• _TASK_:
Extract, from the records beneath this instruction, each line that contains the word "ylabel".

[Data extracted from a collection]
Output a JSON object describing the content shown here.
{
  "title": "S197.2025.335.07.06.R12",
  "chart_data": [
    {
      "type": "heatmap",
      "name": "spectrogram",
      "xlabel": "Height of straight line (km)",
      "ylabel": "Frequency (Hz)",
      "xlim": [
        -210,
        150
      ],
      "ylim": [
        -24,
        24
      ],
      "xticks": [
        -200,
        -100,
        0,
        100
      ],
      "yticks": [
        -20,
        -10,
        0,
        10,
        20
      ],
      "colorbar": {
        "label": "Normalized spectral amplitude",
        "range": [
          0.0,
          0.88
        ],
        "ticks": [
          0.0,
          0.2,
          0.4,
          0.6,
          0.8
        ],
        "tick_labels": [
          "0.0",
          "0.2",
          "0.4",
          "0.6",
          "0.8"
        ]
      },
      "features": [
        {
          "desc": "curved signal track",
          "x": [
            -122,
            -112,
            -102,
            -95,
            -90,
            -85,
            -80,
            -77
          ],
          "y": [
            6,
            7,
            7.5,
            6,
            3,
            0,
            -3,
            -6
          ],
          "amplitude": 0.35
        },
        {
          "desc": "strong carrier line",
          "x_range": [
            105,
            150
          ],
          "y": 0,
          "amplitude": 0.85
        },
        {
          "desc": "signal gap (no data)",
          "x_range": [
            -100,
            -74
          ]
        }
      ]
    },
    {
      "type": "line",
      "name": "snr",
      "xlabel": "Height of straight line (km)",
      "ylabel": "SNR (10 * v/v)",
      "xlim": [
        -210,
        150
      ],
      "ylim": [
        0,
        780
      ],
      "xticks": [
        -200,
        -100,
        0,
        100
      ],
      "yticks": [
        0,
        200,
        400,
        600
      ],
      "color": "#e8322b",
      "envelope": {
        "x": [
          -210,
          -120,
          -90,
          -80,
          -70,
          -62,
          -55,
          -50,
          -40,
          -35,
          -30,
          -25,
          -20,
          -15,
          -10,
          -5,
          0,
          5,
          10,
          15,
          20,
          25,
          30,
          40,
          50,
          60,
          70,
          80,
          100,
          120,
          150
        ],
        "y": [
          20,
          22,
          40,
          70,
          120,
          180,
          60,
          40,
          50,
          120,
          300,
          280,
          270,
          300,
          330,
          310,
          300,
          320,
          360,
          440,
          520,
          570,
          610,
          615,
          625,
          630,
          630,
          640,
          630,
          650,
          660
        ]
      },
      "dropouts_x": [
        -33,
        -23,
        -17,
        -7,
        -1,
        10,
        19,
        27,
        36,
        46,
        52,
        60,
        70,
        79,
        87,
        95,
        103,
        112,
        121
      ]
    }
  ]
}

* * *

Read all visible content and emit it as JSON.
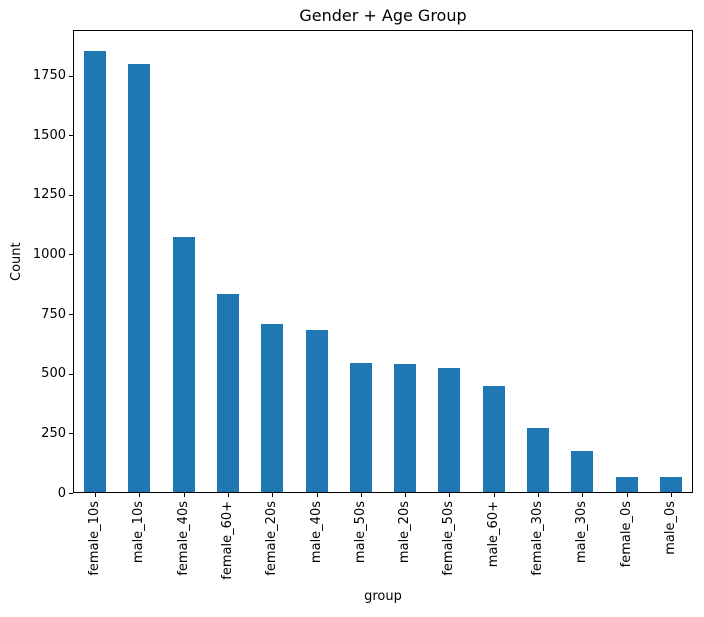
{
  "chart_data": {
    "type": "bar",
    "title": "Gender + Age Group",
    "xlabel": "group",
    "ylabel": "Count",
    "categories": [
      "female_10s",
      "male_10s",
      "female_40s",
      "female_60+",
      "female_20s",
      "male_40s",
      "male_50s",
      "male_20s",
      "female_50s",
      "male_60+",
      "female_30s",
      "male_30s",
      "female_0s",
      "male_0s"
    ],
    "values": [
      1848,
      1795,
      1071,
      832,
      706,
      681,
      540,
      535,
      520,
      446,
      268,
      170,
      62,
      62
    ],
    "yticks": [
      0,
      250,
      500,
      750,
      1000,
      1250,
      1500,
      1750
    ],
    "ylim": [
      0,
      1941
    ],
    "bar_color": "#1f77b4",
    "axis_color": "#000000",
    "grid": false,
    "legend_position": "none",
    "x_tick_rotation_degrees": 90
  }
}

• _TASK ANSWER_:
      "ylabel": "Frequency (Hz)",
      "ylabel": "SNR (10 * v/v)",
    "ylabel": "Count",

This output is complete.